### Exercise details
Read the lines below and count those that have the word "xlabel". Respond with the number only.
#### Supplied information ####
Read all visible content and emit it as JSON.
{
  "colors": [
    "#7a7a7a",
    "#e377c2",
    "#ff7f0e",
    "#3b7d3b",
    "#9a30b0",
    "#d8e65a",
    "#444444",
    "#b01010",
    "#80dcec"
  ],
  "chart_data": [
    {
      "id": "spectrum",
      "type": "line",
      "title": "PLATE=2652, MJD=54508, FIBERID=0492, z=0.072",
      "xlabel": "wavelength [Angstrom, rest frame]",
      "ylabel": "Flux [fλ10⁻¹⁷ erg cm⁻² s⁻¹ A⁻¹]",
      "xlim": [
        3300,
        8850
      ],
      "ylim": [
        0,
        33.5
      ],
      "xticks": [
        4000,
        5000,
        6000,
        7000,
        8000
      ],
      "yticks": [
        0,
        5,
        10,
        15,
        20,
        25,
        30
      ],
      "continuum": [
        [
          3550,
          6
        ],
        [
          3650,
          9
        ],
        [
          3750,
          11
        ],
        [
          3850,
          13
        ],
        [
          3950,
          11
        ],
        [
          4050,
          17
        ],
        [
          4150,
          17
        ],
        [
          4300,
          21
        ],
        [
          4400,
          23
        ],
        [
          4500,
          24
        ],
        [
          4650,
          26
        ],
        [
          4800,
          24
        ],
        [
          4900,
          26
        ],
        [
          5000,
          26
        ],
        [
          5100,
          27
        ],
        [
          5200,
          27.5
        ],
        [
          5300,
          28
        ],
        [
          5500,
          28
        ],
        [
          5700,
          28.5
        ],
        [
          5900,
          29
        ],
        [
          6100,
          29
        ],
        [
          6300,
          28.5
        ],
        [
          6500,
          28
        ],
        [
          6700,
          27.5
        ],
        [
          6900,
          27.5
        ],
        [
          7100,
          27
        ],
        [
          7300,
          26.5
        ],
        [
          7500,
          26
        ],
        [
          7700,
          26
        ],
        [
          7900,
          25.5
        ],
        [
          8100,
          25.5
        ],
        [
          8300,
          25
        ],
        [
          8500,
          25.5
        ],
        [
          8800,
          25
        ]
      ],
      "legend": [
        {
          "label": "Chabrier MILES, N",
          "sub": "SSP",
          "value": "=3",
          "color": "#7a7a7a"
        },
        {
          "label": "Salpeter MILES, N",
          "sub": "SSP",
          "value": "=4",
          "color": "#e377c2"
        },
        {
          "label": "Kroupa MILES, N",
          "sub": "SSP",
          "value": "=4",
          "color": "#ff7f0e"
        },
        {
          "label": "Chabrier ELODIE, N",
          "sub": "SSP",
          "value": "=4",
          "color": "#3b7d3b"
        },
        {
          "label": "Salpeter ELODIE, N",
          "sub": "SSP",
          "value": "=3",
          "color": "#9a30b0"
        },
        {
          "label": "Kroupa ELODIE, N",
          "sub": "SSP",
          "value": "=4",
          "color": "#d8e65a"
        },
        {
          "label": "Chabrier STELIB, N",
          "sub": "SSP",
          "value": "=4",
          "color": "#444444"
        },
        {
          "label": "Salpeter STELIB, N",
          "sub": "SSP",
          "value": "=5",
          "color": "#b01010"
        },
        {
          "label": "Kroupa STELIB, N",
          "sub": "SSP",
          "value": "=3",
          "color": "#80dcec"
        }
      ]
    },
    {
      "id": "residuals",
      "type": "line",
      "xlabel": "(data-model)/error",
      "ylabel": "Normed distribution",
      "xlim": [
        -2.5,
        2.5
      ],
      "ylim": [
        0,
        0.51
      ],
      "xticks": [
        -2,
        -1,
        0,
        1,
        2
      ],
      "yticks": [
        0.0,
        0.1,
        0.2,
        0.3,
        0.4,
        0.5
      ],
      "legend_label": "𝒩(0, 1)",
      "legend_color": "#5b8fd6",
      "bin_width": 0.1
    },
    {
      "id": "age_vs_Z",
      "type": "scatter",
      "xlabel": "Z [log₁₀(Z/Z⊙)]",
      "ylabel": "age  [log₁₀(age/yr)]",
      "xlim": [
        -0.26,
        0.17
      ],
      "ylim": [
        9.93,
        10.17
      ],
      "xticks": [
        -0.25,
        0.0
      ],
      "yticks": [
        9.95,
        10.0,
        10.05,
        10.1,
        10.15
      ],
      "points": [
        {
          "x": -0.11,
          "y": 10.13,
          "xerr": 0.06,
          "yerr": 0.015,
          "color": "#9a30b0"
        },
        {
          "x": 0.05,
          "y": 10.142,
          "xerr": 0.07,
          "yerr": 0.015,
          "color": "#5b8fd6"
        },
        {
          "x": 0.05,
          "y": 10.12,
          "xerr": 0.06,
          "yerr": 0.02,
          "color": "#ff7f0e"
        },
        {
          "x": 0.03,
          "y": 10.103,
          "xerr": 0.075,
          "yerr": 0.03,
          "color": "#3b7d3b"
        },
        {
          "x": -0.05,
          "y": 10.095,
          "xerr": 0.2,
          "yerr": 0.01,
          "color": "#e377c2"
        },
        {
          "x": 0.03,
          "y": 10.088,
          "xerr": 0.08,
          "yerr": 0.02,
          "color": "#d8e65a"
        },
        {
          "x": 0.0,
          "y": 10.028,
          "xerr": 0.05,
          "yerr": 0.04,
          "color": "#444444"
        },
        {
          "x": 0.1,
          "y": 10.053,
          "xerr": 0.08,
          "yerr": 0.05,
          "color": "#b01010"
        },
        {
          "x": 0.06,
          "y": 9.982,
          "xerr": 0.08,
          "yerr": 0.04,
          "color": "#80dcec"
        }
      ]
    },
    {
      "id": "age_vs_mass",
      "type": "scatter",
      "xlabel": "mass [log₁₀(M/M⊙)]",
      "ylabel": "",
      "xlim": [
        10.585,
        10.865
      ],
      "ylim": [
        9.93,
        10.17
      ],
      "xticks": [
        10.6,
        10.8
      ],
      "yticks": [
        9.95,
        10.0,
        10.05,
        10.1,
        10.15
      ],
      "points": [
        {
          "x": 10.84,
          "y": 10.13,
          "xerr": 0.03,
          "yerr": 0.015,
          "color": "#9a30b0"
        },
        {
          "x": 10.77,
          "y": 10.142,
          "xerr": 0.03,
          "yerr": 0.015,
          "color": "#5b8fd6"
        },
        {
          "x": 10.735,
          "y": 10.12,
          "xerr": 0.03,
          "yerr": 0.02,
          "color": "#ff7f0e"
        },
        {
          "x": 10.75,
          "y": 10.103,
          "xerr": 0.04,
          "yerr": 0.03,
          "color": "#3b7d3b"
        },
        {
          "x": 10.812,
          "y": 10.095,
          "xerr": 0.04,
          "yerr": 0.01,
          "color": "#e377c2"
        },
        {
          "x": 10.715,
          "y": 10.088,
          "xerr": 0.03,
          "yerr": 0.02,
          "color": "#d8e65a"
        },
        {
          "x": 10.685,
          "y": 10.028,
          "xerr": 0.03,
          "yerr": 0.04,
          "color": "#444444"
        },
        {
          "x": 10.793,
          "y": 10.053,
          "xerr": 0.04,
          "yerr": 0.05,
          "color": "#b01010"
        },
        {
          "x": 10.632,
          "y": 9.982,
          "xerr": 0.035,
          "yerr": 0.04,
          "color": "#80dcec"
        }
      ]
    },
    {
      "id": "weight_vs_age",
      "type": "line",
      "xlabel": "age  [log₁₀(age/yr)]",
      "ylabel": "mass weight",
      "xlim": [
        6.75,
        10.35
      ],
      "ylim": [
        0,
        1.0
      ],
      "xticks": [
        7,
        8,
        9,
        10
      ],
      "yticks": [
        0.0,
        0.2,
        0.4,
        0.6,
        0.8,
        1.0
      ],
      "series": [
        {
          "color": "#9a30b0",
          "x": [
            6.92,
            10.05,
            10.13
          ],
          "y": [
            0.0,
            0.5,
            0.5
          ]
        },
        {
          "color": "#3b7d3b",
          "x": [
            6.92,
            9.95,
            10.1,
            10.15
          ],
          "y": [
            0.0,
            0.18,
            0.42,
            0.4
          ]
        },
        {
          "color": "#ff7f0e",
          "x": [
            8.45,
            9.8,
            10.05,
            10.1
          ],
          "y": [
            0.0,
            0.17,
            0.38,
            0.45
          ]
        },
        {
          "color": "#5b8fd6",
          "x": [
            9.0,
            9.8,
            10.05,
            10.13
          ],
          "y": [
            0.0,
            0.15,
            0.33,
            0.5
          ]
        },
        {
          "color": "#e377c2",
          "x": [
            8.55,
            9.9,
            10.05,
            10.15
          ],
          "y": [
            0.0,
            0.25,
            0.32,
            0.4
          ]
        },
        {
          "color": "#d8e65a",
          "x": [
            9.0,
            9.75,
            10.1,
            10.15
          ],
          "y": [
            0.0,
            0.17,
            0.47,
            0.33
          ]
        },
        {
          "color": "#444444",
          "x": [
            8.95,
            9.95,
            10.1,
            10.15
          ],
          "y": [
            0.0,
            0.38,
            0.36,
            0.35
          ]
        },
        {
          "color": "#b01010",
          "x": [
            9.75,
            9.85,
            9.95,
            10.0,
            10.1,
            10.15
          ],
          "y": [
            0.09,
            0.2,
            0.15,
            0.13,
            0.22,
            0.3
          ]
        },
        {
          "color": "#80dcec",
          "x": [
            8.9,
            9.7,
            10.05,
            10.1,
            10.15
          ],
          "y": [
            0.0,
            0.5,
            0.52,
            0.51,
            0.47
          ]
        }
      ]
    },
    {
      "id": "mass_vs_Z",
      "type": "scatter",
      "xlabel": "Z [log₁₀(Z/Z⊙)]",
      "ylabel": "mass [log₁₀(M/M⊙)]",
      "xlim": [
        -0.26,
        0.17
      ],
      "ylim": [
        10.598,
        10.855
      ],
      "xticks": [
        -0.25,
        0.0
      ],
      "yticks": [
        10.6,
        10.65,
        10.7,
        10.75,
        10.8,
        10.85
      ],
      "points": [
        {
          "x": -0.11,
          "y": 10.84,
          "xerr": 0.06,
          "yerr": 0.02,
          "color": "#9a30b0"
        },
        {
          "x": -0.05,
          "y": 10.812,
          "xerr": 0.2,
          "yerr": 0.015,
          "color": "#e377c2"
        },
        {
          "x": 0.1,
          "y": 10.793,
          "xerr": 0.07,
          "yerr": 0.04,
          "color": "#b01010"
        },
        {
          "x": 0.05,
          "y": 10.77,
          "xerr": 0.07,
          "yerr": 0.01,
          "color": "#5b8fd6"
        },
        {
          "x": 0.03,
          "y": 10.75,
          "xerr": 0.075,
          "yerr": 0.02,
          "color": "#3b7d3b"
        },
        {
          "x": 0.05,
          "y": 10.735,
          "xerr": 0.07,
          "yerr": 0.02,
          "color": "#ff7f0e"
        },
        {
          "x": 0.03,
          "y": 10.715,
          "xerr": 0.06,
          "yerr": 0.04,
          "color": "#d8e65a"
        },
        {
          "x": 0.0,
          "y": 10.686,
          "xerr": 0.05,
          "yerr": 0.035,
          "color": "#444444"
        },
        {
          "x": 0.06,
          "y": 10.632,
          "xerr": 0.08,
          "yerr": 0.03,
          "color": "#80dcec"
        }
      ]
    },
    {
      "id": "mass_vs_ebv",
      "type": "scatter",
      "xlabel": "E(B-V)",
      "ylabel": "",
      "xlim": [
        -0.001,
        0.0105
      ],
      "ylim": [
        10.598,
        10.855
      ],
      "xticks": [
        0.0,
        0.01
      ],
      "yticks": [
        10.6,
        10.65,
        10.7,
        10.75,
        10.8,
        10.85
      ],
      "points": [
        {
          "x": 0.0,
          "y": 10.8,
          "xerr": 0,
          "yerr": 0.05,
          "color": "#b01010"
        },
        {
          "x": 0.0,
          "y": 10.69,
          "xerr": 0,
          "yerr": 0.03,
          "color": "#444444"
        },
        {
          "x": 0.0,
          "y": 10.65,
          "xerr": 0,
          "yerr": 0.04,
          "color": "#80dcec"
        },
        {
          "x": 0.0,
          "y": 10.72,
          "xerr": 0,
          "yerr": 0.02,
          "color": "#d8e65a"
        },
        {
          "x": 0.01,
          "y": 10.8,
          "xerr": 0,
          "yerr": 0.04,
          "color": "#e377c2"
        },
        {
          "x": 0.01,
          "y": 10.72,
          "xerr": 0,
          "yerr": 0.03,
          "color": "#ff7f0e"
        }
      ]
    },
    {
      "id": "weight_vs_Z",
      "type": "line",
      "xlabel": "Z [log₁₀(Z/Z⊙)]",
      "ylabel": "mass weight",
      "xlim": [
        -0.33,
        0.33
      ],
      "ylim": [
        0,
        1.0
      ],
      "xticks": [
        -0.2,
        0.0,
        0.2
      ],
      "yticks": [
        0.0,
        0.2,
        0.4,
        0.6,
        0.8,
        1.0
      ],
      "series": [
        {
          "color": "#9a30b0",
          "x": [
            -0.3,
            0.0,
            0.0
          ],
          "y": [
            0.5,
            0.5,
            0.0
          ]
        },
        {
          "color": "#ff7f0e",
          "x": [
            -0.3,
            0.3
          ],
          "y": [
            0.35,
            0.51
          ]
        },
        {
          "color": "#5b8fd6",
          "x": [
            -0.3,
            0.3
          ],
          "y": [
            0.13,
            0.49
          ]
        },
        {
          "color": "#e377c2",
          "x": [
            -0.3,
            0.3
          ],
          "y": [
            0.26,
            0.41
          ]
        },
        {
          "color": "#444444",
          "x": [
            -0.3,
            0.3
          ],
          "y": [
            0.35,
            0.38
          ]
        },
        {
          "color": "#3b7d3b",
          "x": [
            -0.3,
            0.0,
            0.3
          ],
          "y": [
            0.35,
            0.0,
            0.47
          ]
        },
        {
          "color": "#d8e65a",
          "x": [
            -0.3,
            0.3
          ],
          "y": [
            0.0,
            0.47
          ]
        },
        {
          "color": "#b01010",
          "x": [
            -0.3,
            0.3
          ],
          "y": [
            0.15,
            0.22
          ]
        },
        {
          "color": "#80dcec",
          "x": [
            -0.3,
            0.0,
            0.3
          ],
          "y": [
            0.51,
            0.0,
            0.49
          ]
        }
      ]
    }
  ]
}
####
### Written response
8